■ **Set problem**
Report every line from the material that contains the word "color".

■ **Dataset content**
══════════

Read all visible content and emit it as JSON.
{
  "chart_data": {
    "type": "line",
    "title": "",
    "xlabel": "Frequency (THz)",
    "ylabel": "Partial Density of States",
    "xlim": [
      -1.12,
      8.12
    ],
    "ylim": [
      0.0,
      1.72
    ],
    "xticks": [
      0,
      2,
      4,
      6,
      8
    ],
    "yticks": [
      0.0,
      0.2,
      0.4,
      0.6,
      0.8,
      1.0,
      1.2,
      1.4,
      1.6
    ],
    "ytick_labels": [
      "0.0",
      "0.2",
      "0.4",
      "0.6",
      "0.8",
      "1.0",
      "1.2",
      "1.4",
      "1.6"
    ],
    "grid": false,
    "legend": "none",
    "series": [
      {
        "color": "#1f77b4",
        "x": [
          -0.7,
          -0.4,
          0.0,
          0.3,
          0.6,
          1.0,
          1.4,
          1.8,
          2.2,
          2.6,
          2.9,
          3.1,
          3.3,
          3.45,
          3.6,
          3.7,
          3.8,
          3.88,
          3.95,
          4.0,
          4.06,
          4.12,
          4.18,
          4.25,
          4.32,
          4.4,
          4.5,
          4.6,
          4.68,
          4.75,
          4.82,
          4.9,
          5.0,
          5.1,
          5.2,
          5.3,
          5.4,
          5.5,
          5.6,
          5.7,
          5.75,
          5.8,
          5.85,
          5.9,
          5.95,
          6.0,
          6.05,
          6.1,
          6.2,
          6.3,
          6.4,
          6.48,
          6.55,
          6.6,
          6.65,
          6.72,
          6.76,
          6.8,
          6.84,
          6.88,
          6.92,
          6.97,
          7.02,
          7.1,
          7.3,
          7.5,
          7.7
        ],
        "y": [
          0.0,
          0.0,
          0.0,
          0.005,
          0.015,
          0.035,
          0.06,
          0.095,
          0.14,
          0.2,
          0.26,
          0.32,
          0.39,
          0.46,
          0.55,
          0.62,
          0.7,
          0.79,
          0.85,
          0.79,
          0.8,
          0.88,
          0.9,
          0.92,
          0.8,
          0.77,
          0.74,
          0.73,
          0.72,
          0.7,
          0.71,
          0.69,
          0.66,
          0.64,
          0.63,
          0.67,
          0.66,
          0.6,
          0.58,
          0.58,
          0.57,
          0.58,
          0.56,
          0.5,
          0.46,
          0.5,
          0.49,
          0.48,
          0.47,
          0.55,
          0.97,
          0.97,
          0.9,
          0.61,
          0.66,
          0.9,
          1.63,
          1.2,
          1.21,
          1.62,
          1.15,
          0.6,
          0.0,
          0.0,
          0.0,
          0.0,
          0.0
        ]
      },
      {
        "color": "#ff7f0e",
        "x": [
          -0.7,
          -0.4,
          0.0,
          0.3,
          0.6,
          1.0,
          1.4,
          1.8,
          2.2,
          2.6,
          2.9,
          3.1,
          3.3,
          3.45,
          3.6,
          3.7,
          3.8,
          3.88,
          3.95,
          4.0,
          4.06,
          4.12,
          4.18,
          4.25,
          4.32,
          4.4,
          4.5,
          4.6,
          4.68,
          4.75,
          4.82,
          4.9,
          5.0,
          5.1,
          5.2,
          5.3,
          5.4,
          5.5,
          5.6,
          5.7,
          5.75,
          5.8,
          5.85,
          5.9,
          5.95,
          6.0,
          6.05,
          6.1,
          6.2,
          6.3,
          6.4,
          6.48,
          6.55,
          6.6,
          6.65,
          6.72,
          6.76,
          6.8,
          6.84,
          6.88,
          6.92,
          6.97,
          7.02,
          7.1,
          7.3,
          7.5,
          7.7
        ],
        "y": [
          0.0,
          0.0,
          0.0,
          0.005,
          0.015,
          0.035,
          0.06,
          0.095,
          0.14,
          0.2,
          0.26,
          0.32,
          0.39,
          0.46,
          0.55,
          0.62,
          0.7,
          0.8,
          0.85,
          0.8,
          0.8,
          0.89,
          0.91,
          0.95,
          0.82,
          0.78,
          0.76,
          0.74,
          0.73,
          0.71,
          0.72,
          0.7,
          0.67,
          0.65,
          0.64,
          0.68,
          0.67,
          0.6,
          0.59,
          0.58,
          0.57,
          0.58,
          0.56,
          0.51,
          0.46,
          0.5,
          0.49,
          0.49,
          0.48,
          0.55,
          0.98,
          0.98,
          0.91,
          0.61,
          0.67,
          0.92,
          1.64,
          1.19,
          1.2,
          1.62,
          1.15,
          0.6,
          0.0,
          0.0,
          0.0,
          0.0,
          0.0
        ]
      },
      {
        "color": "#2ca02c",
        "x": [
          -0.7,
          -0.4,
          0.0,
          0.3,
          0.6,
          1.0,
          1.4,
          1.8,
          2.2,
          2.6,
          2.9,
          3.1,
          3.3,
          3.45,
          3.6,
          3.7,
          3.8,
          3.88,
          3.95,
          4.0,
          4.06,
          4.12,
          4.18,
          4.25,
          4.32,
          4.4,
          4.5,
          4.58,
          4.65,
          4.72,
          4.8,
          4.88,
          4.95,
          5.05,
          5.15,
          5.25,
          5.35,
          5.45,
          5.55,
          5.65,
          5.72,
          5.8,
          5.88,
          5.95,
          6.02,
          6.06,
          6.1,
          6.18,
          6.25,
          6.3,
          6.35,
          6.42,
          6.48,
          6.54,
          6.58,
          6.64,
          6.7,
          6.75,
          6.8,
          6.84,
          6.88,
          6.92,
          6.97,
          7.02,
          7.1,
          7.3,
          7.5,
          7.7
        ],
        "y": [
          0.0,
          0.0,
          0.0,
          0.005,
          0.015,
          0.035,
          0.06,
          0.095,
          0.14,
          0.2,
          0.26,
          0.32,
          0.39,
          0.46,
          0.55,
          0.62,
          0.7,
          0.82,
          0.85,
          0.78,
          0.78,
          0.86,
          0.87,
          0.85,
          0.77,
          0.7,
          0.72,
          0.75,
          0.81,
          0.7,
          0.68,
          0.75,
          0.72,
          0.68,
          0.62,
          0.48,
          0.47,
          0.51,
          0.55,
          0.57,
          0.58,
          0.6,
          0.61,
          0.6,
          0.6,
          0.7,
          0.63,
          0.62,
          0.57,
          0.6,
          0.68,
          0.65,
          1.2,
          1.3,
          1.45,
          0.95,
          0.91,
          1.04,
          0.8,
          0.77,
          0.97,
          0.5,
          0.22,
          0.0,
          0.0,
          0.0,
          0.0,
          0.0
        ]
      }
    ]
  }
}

══════════

■ **Task output**
        "color": "#1f77b4",
        "color": "#ff7f0e",
        "color": "#2ca02c",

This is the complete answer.